== Material supplied ==
--- --- ---

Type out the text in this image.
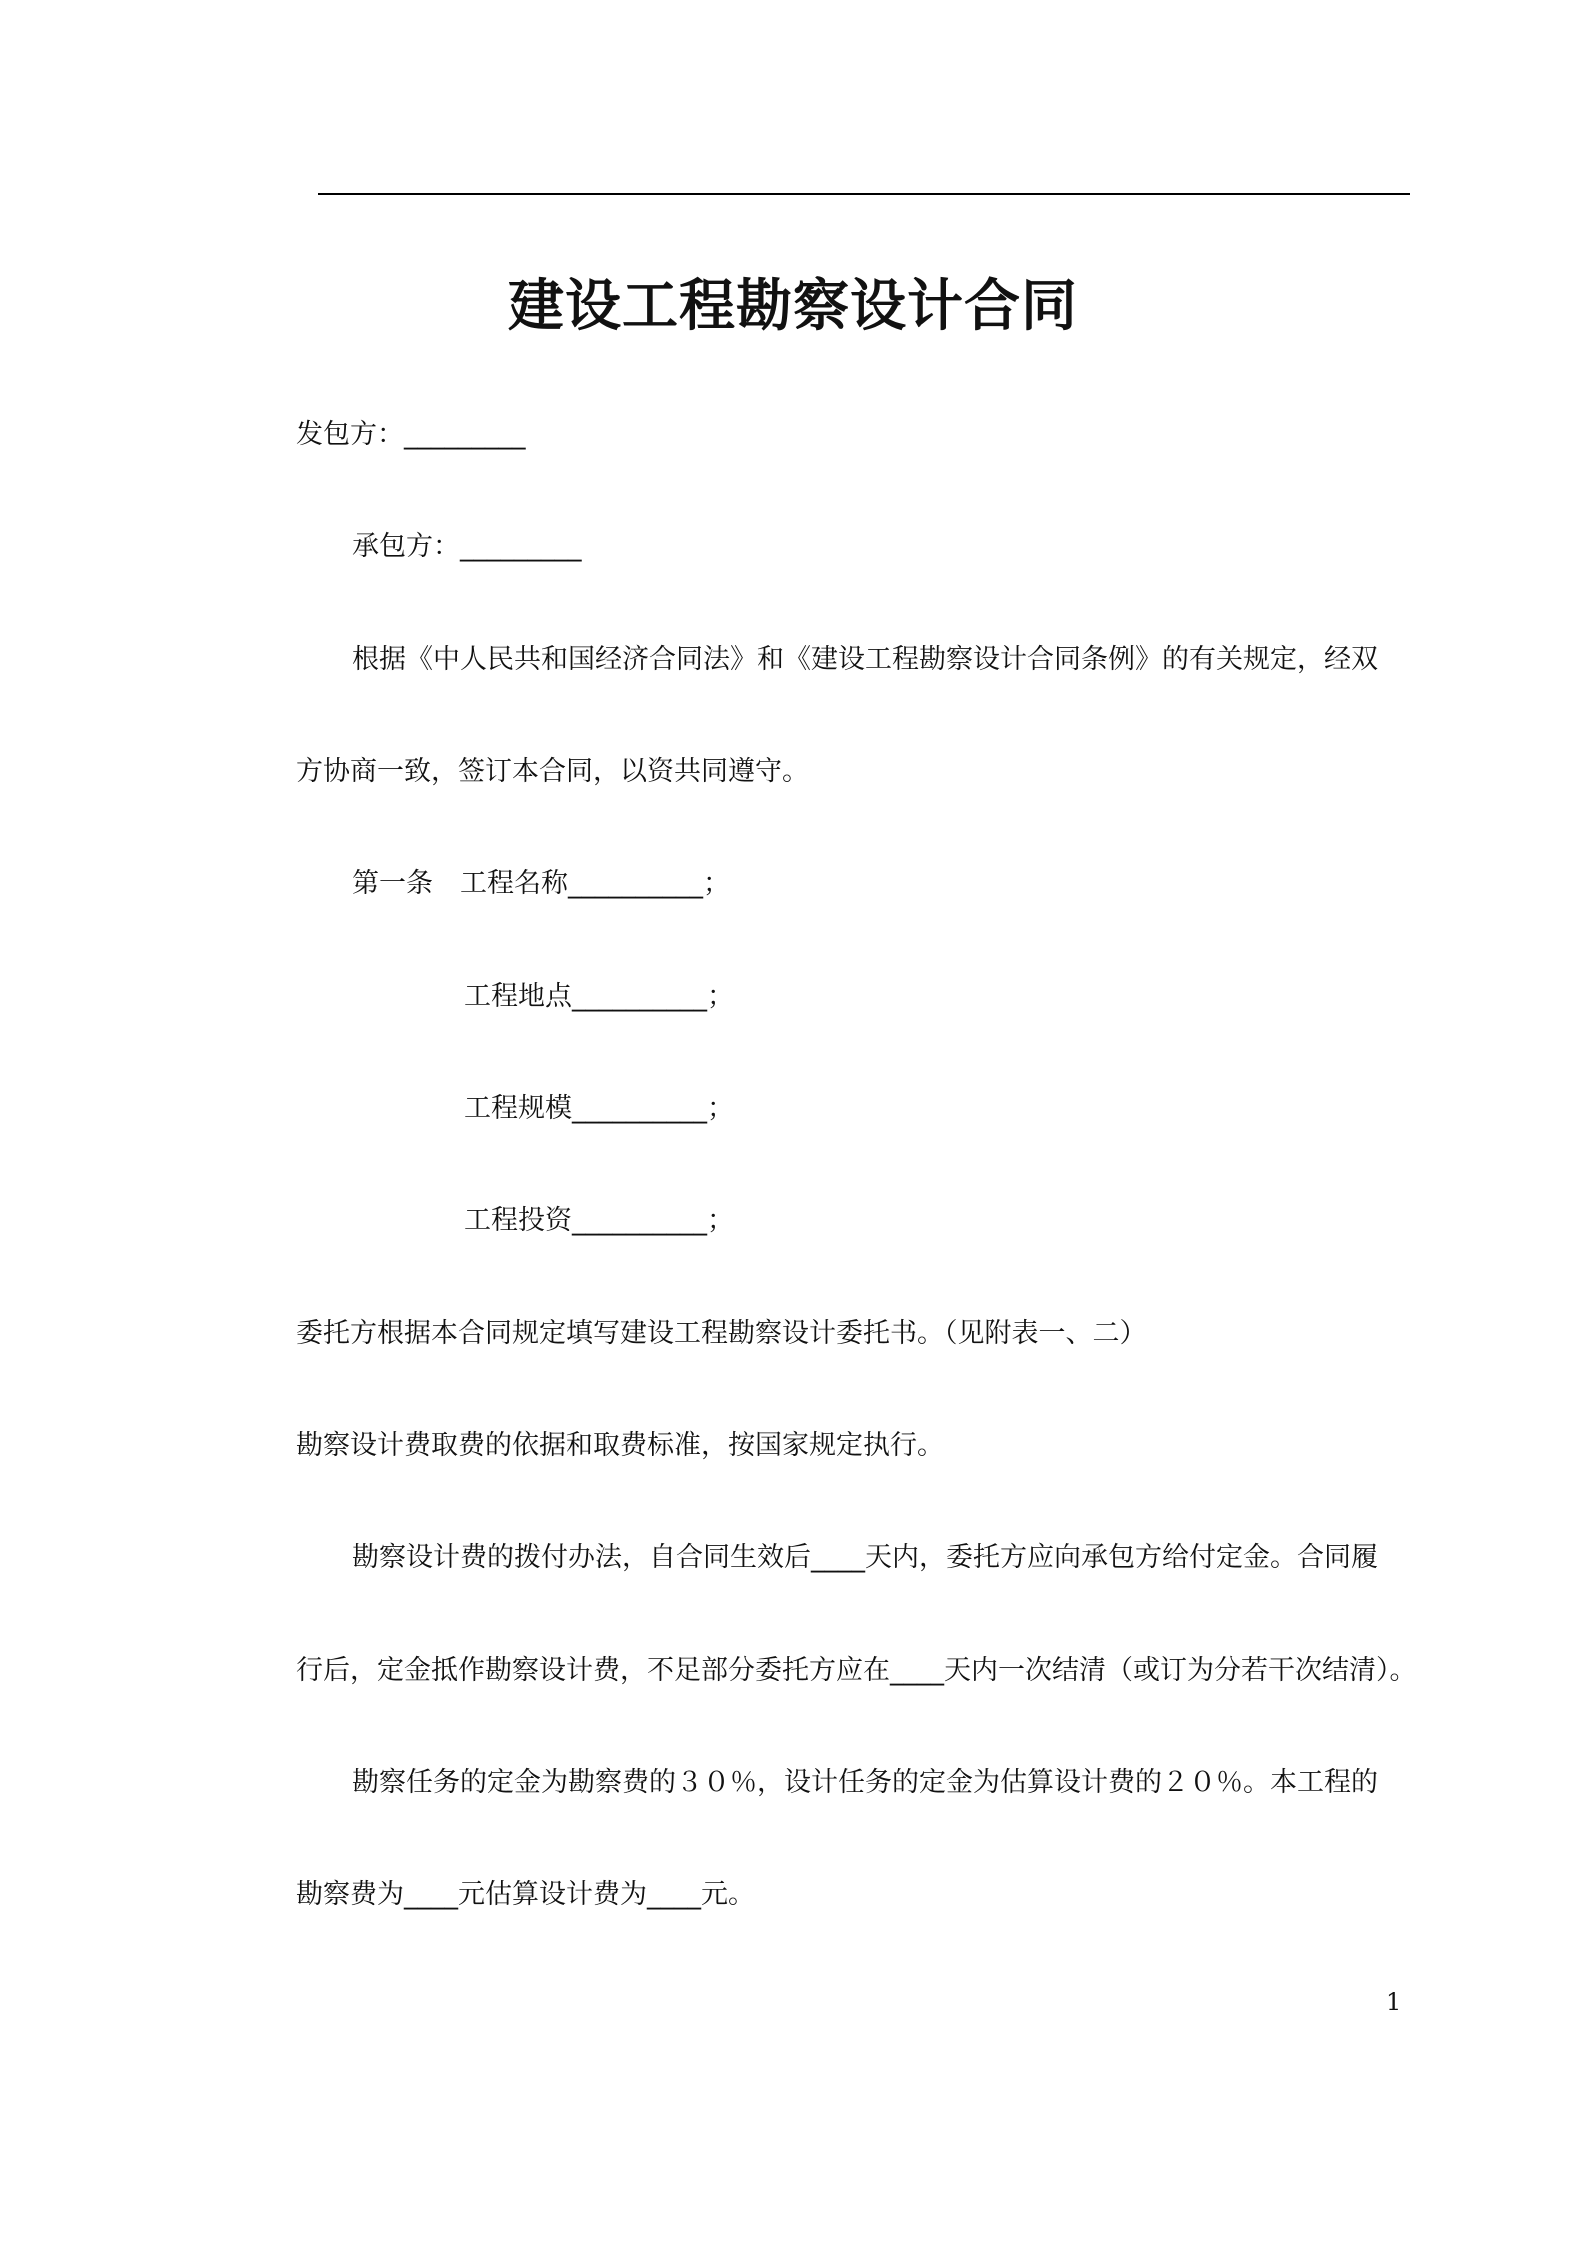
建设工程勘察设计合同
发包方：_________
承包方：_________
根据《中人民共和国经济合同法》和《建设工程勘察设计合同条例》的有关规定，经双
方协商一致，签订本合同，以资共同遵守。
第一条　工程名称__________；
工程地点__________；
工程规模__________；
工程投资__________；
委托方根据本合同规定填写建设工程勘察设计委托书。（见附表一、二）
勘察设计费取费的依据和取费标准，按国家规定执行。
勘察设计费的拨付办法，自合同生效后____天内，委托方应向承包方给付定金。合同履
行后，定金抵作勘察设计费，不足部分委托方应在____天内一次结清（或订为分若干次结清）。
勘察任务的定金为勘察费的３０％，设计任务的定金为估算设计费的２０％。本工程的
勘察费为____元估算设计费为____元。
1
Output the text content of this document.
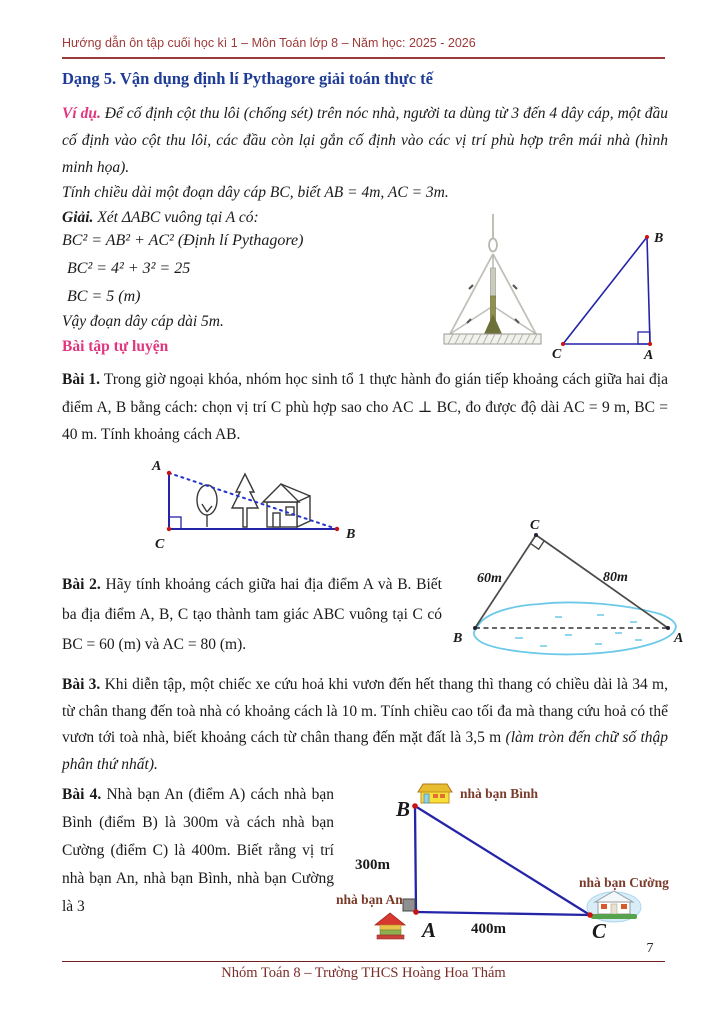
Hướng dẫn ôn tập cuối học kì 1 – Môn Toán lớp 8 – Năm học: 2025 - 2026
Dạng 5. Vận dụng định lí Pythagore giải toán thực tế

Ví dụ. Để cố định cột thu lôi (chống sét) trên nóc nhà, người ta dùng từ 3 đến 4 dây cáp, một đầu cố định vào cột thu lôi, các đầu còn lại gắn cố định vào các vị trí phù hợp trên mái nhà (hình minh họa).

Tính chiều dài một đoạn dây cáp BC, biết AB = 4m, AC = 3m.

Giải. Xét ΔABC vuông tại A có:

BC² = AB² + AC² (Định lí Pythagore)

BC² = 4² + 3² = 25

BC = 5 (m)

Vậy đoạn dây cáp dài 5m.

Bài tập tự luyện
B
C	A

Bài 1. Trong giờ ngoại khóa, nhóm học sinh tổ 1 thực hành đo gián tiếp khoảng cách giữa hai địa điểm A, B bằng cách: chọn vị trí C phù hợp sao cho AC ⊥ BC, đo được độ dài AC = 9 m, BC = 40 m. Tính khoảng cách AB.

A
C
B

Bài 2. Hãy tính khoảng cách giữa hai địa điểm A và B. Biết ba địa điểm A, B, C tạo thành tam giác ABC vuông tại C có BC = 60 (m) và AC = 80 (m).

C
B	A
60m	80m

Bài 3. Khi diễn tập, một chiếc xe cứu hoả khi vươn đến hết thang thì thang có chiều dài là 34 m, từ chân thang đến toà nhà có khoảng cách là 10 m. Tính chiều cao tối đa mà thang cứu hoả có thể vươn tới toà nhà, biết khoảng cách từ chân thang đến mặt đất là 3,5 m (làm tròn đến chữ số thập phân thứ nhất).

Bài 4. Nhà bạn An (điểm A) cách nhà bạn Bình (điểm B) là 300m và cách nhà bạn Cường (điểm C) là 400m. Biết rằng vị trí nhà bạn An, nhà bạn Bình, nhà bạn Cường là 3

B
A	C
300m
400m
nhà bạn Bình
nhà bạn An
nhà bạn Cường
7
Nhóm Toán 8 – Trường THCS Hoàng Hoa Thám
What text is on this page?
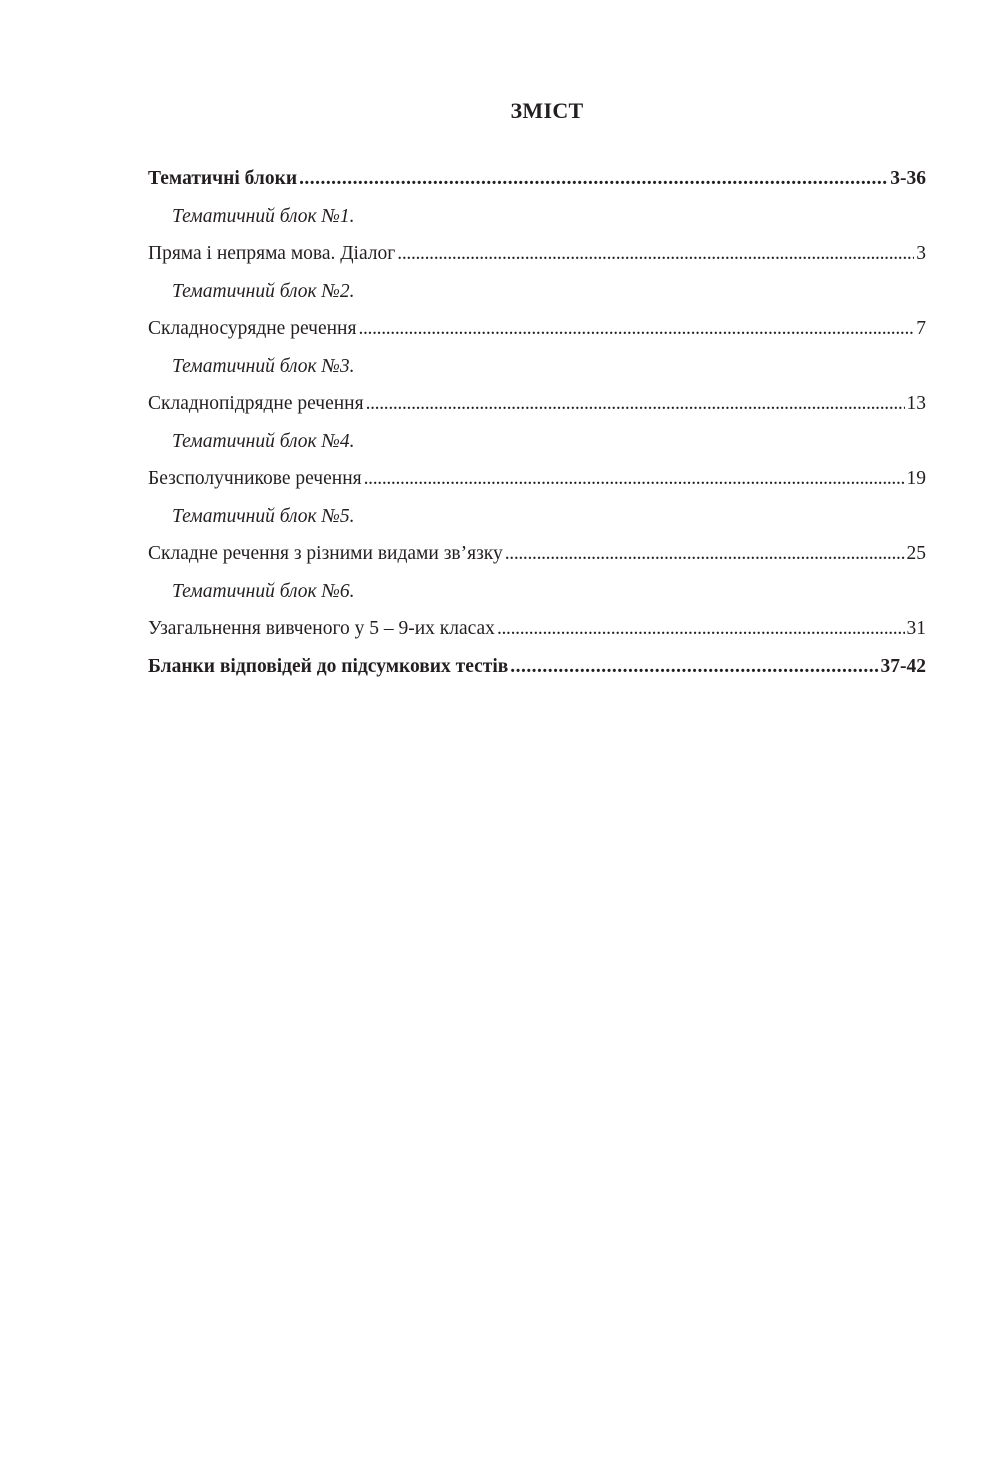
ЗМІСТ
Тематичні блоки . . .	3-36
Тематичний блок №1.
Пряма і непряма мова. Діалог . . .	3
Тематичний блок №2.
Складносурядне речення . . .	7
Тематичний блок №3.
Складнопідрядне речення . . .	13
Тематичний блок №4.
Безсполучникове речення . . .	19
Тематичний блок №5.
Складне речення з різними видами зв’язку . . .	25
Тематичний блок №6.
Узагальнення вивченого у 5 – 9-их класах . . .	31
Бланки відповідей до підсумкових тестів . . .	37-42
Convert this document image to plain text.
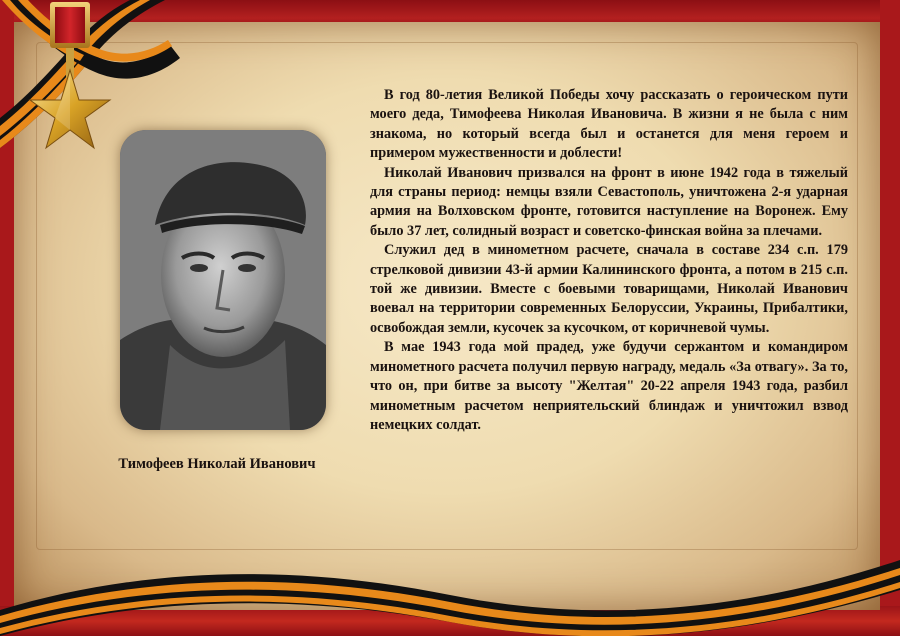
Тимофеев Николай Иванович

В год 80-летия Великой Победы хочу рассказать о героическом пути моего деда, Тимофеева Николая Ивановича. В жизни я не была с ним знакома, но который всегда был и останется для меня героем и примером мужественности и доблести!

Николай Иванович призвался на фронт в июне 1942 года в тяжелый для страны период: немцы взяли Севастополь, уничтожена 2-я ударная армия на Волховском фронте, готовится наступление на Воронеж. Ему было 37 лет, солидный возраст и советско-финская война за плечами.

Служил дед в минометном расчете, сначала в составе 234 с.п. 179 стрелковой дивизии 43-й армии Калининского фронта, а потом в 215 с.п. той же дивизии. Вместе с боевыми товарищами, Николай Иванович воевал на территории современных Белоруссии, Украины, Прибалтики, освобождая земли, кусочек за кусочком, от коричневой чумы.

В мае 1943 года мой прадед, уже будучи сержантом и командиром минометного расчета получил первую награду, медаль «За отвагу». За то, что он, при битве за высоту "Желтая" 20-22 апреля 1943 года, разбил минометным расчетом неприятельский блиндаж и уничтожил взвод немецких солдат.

--- --- ---

== What is required ==
Sift through the entries and copy every line with "đoạn".

== Right answer ==
Tính chiều dài một đoạn dây cáp BC, biết AB = 4m, AC = 3m.
Vậy đoạn dây cáp dài 5m.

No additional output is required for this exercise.